* Start Data shown *

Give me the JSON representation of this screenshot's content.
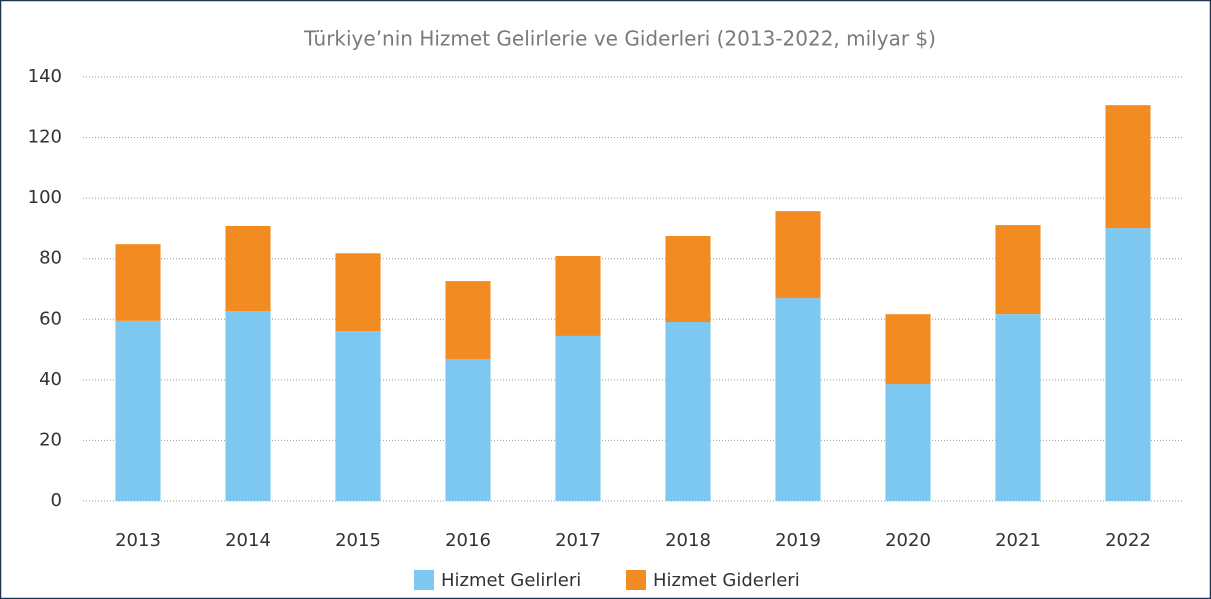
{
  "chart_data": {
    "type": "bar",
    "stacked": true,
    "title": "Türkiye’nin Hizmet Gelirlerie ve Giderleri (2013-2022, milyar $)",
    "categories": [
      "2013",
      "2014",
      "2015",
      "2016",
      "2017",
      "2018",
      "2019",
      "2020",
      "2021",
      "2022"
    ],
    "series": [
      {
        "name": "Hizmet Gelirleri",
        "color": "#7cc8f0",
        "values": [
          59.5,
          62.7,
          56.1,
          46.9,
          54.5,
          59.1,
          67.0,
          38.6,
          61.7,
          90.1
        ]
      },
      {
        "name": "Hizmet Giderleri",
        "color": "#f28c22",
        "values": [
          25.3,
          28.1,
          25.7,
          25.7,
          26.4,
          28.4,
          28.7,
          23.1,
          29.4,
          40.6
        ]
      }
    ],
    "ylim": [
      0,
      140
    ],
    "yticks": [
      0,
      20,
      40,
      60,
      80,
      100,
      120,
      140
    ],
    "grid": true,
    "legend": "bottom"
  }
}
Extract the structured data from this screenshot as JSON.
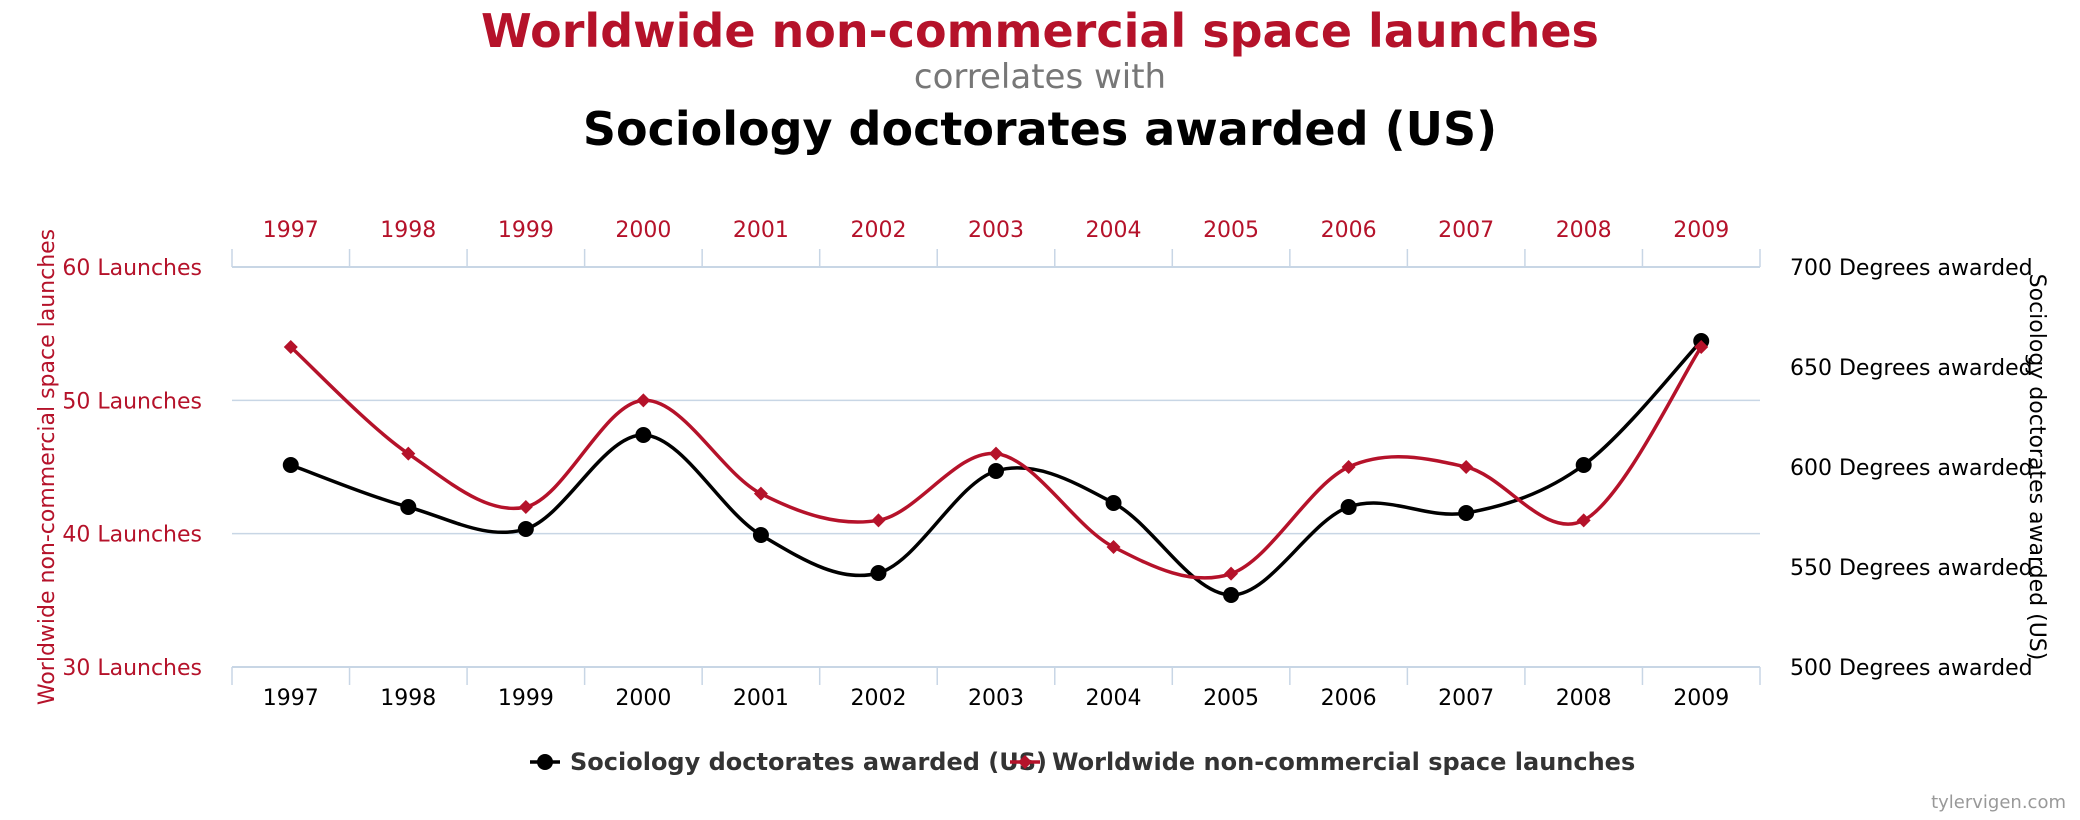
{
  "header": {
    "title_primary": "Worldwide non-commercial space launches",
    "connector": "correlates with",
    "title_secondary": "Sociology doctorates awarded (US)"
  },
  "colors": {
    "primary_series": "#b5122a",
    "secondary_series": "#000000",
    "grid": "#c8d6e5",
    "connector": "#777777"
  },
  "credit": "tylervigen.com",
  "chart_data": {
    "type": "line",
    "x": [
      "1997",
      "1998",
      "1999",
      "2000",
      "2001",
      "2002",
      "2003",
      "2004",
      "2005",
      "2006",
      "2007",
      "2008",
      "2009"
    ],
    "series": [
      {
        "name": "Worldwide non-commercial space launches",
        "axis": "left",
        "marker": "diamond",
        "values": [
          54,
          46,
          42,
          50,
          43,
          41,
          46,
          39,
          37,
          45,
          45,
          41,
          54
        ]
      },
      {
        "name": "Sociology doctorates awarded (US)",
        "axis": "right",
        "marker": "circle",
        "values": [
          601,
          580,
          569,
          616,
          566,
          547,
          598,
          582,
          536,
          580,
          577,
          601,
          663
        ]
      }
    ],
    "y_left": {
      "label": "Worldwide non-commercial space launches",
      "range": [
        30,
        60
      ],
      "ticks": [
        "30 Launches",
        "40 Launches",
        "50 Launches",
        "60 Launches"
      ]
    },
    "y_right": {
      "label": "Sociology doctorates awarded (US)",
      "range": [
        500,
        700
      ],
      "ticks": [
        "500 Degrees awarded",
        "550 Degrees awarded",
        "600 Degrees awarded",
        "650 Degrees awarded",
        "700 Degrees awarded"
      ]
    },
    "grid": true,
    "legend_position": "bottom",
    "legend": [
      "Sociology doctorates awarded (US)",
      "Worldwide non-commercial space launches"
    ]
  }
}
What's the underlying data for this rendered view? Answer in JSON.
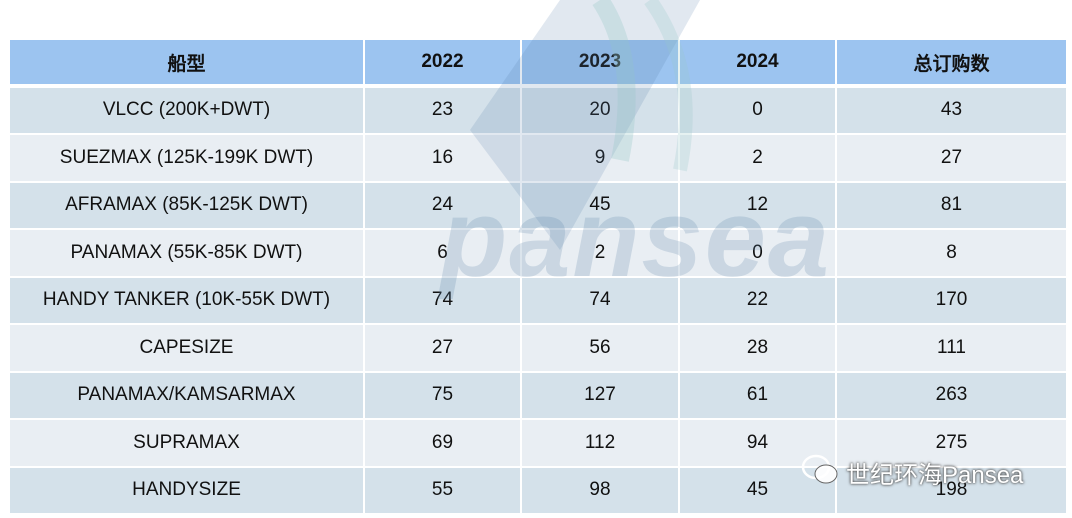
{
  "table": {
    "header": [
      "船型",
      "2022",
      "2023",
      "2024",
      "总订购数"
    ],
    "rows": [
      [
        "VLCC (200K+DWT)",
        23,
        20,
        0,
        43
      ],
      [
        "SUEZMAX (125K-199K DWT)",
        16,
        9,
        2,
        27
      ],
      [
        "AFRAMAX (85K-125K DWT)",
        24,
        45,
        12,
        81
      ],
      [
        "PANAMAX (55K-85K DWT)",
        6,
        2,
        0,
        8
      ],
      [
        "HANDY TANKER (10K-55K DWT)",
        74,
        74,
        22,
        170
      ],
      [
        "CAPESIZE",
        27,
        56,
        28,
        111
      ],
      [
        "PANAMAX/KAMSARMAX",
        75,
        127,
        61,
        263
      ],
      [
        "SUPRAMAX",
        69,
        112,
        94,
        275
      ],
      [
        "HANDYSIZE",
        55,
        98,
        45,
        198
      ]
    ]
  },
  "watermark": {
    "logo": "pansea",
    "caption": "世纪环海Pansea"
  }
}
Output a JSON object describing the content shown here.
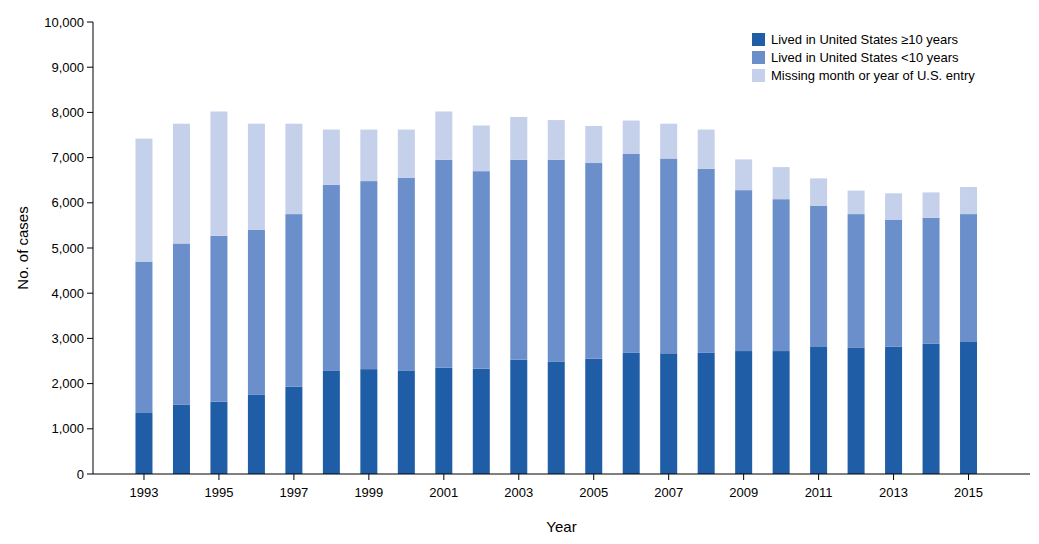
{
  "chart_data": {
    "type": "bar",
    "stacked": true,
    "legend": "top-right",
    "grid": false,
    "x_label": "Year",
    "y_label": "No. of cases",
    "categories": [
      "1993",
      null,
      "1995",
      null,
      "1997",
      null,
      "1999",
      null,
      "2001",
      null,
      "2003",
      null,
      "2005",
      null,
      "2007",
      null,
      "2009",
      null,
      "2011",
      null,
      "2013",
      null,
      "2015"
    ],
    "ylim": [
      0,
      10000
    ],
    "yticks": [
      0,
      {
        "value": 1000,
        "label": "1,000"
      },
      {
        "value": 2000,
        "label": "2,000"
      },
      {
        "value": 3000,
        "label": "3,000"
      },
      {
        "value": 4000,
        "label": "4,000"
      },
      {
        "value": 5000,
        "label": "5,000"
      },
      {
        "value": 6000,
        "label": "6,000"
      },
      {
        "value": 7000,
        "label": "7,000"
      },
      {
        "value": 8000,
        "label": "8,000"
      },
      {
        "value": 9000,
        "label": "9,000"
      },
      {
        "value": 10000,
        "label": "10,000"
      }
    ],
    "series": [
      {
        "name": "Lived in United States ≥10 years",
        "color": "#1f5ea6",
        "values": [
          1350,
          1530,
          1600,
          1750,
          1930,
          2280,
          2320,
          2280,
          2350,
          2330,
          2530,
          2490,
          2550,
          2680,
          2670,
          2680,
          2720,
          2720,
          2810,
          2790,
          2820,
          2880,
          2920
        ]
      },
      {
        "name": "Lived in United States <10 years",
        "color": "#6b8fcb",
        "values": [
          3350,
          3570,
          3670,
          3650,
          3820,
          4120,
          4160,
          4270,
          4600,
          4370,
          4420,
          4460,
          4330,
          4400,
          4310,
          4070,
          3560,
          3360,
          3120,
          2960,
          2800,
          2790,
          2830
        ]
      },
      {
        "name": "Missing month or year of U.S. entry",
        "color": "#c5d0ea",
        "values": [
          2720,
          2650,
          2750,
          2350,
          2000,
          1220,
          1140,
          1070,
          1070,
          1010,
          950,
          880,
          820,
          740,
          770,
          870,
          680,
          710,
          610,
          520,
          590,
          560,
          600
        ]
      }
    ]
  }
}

* End Data shown *

Repeat every record precisely. Any picture among them stays out of the copy.

Give me the JSON representation of this screenshot's content.
{
  "chart_data": {
    "type": "bar",
    "stacked": true,
    "title": "Türkiye’nin Hizmet Gelirlerie ve Giderleri (2013-2022, milyar $)",
    "categories": [
      "2013",
      "2014",
      "2015",
      "2016",
      "2017",
      "2018",
      "2019",
      "2020",
      "2021",
      "2022"
    ],
    "series": [
      {
        "name": "Hizmet Gelirleri",
        "color": "#7cc8f0",
        "values": [
          59.5,
          62.7,
          56.1,
          46.9,
          54.5,
          59.1,
          67.0,
          38.6,
          61.7,
          90.1
        ]
      },
      {
        "name": "Hizmet Giderleri",
        "color": "#f28c22",
        "values": [
          25.3,
          28.1,
          25.7,
          25.7,
          26.4,
          28.4,
          28.7,
          23.1,
          29.4,
          40.6
        ]
      }
    ],
    "ylim": [
      0,
      140
    ],
    "yticks": [
      0,
      20,
      40,
      60,
      80,
      100,
      120,
      140
    ],
    "grid": true,
    "legend": "bottom"
  }
}
Extract the structured data from this screenshot as JSON.
{
  "header": {
    "title_primary": "Worldwide non-commercial space launches",
    "connector": "correlates with",
    "title_secondary": "Sociology doctorates awarded (US)"
  },
  "colors": {
    "primary_series": "#b5122a",
    "secondary_series": "#000000",
    "grid": "#c8d6e5",
    "connector": "#777777"
  },
  "credit": "tylervigen.com",
  "chart_data": {
    "type": "line",
    "x": [
      "1997",
      "1998",
      "1999",
      "2000",
      "2001",
      "2002",
      "2003",
      "2004",
      "2005",
      "2006",
      "2007",
      "2008",
      "2009"
    ],
    "series": [
      {
        "name": "Worldwide non-commercial space launches",
        "axis": "left",
        "marker": "diamond",
        "values": [
          54,
          46,
          42,
          50,
          43,
          41,
          46,
          39,
          37,
          45,
          45,
          41,
          54
        ]
      },
      {
        "name": "Sociology doctorates awarded (US)",
        "axis": "right",
        "marker": "circle",
        "values": [
          601,
          580,
          569,
          616,
          566,
          547,
          598,
          582,
          536,
          580,
          577,
          601,
          663
        ]
      }
    ],
    "y_left": {
      "label": "Worldwide non-commercial space launches",
      "range": [
        30,
        60
      ],
      "ticks": [
        "30 Launches",
        "40 Launches",
        "50 Launches",
        "60 Launches"
      ]
    },
    "y_right": {
      "label": "Sociology doctorates awarded (US)",
      "range": [
        500,
        700
      ],
      "ticks": [
        "500 Degrees awarded",
        "550 Degrees awarded",
        "600 Degrees awarded",
        "650 Degrees awarded",
        "700 Degrees awarded"
      ]
    },
    "grid": true,
    "legend_position": "bottom",
    "legend": [
      "Sociology doctorates awarded (US)",
      "Worldwide non-commercial space launches"
    ]
  }
}
What's the underlying data for this rendered view? Answer in JSON.
{
  "table": {
    "header": [
      "船型",
      "2022",
      "2023",
      "2024",
      "总订购数"
    ],
    "rows": [
      [
        "VLCC (200K+DWT)",
        23,
        20,
        0,
        43
      ],
      [
        "SUEZMAX (125K-199K DWT)",
        16,
        9,
        2,
        27
      ],
      [
        "AFRAMAX (85K-125K DWT)",
        24,
        45,
        12,
        81
      ],
      [
        "PANAMAX (55K-85K DWT)",
        6,
        2,
        0,
        8
      ],
      [
        "HANDY TANKER (10K-55K DWT)",
        74,
        74,
        22,
        170
      ],
      [
        "CAPESIZE",
        27,
        56,
        28,
        111
      ],
      [
        "PANAMAX/KAMSARMAX",
        75,
        127,
        61,
        263
      ],
      [
        "SUPRAMAX",
        69,
        112,
        94,
        275
      ],
      [
        "HANDYSIZE",
        55,
        98,
        45,
        198
      ]
    ]
  },
  "watermark": {
    "logo": "pansea",
    "caption": "世纪环海Pansea"
  }
}
Output a JSON object describing the content shown here.
{
  "chart_data": {
    "type": "bar",
    "stacked": true,
    "legend": "top-right",
    "grid": false,
    "x_label": "Year",
    "y_label": "No. of cases",
    "categories": [
      "1993",
      null,
      "1995",
      null,
      "1997",
      null,
      "1999",
      null,
      "2001",
      null,
      "2003",
      null,
      "2005",
      null,
      "2007",
      null,
      "2009",
      null,
      "2011",
      null,
      "2013",
      null,
      "2015"
    ],
    "ylim": [
      0,
      10000
    ],
    "yticks": [
      0,
      {
        "value": 1000,
        "label": "1,000"
      },
      {
        "value": 2000,
        "label": "2,000"
      },
      {
        "value": 3000,
        "label": "3,000"
      },
      {
        "value": 4000,
        "label": "4,000"
      },
      {
        "value": 5000,
        "label": "5,000"
      },
      {
        "value": 6000,
        "label": "6,000"
      },
      {
        "value": 7000,
        "label": "7,000"
      },
      {
        "value": 8000,
        "label": "8,000"
      },
      {
        "value": 9000,
        "label": "9,000"
      },
      {
        "value": 10000,
        "label": "10,000"
      }
    ],
    "series": [
      {
        "name": "Lived in United States ≥10 years",
        "color": "#1f5ea6",
        "values": [
          1350,
          1530,
          1600,
          1750,
          1930,
          2280,
          2320,
          2280,
          2350,
          2330,
          2530,
          2490,
          2550,
          2680,
          2670,
          2680,
          2720,
          2720,
          2810,
          2790,
          2820,
          2880,
          2920
        ]
      },
      {
        "name": "Lived in United States <10 years",
        "color": "#6b8fcb",
        "values": [
          3350,
          3570,
          3670,
          3650,
          3820,
          4120,
          4160,
          4270,
          4600,
          4370,
          4420,
          4460,
          4330,
          4400,
          4310,
          4070,
          3560,
          3360,
          3120,
          2960,
          2800,
          2790,
          2830
        ]
      },
      {
        "name": "Missing month or year of U.S. entry",
        "color": "#c5d0ea",
        "values": [
          2720,
          2650,
          2750,
          2350,
          2000,
          1220,
          1140,
          1070,
          1070,
          1010,
          950,
          880,
          820,
          740,
          770,
          870,
          680,
          710,
          610,
          520,
          590,
          560,
          600
        ]
      }
    ]
  }
}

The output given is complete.